INSTRUCTION. Copy exactly the lines from the one containing "Output a JSON" through the last line of the records, both included, and nothing more.

Collected data entries:
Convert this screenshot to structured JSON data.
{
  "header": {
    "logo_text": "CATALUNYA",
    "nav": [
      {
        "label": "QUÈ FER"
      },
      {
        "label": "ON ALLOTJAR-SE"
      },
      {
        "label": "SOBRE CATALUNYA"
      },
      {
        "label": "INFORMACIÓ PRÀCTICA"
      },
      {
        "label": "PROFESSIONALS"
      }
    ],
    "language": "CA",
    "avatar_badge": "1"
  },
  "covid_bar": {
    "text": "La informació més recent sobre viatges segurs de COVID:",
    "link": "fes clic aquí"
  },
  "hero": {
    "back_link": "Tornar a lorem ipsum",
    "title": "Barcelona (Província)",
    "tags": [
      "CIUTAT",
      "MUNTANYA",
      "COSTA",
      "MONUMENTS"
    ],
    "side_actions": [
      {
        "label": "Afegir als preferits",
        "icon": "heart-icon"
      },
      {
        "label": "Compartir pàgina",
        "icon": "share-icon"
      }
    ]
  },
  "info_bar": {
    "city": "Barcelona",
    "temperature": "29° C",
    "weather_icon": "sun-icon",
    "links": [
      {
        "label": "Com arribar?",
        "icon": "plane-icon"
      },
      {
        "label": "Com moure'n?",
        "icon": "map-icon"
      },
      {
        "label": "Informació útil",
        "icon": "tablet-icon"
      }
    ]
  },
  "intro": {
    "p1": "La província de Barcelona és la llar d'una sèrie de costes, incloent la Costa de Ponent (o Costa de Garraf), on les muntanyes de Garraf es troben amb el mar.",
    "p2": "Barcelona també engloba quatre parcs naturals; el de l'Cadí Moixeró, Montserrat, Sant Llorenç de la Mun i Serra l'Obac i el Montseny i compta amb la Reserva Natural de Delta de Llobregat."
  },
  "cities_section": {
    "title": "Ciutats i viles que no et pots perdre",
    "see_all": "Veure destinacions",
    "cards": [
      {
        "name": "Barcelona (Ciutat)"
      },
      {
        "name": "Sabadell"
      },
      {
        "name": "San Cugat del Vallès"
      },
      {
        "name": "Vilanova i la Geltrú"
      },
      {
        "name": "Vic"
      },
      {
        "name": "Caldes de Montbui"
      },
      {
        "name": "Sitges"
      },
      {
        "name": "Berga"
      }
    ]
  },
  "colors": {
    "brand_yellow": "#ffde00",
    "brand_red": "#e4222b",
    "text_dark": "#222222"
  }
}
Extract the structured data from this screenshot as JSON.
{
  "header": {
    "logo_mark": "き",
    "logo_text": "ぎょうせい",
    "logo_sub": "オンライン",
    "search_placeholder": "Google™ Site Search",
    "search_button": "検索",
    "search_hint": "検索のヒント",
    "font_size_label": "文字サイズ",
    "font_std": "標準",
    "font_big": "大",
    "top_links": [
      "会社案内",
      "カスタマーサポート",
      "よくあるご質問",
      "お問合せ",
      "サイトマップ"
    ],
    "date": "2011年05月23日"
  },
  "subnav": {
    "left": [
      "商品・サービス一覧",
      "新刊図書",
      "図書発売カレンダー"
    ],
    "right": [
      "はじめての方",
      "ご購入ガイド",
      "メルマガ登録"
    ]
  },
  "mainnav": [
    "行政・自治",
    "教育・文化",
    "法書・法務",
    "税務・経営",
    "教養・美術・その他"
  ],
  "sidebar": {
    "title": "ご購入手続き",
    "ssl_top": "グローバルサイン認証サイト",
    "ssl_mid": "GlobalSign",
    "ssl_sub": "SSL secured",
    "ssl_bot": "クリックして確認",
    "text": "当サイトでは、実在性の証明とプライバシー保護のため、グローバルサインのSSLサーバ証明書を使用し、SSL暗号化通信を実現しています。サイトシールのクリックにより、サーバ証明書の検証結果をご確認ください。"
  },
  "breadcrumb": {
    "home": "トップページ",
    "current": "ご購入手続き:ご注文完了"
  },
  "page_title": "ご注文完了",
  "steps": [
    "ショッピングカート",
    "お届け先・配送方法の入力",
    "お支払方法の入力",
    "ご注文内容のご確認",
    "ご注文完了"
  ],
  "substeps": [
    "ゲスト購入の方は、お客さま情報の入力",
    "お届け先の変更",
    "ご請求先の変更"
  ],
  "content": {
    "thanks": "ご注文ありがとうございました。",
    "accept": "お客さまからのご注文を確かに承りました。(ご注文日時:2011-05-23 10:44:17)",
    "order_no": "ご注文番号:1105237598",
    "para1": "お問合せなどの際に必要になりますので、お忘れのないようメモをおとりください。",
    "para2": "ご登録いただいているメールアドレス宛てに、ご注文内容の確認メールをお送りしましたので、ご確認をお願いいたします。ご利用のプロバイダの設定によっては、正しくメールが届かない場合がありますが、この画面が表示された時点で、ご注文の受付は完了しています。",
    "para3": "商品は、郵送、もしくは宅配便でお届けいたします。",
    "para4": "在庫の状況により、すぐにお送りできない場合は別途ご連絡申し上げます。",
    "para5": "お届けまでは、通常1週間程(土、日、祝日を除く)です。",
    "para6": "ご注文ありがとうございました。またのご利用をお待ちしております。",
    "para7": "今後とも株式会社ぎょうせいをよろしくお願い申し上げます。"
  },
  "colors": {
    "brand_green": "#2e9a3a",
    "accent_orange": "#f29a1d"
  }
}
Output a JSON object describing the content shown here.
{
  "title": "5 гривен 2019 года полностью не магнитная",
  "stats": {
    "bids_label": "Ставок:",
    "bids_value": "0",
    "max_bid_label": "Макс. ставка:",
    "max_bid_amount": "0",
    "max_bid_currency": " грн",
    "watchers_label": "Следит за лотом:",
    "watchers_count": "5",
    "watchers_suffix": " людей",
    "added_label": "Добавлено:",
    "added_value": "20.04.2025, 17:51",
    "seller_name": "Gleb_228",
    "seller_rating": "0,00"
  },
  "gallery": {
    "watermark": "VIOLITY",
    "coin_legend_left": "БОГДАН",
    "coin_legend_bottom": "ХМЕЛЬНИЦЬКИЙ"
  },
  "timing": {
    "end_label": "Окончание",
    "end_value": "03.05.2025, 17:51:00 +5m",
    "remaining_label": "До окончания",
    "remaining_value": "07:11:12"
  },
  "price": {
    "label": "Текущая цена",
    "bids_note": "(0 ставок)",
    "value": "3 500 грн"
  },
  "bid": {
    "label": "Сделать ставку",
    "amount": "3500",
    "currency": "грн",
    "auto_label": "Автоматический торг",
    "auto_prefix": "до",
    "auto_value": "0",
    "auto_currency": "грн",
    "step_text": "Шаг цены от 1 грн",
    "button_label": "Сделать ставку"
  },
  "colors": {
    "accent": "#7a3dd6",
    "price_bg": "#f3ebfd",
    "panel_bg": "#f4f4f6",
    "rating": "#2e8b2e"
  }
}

FULL SOLUTION.
Output a JSON object describing the content shown here.
{
  "title": "5 гривен 2019 года полностью не магнитная",
  "stats": {
    "bids_label": "Ставок:",
    "bids_value": "0",
    "max_bid_label": "Макс. ставка:",
    "max_bid_amount": "0",
    "max_bid_currency": " грн",
    "watchers_label": "Следит за лотом:",
    "watchers_count": "5",
    "watchers_suffix": " людей",
    "added_label": "Добавлено:",
    "added_value": "20.04.2025, 17:51",
    "seller_name": "Gleb_228",
    "seller_rating": "0,00"
  },
  "gallery": {
    "watermark": "VIOLITY",
    "coin_legend_left": "БОГДАН",
    "coin_legend_bottom": "ХМЕЛЬНИЦЬКИЙ"
  },
  "timing": {
    "end_label": "Окончание",
    "end_value": "03.05.2025, 17:51:00 +5m",
    "remaining_label": "До окончания",
    "remaining_value": "07:11:12"
  },
  "price": {
    "label": "Текущая цена",
    "bids_note": "(0 ставок)",
    "value": "3 500 грн"
  },
  "bid": {
    "label": "Сделать ставку",
    "amount": "3500",
    "currency": "грн",
    "auto_label": "Автоматический торг",
    "auto_prefix": "до",
    "auto_value": "0",
    "auto_currency": "грн",
    "step_text": "Шаг цены от 1 грн",
    "button_label": "Сделать ставку"
  },
  "colors": {
    "accent": "#7a3dd6",
    "price_bg": "#f3ebfd",
    "panel_bg": "#f4f4f6",
    "rating": "#2e8b2e"
  }
}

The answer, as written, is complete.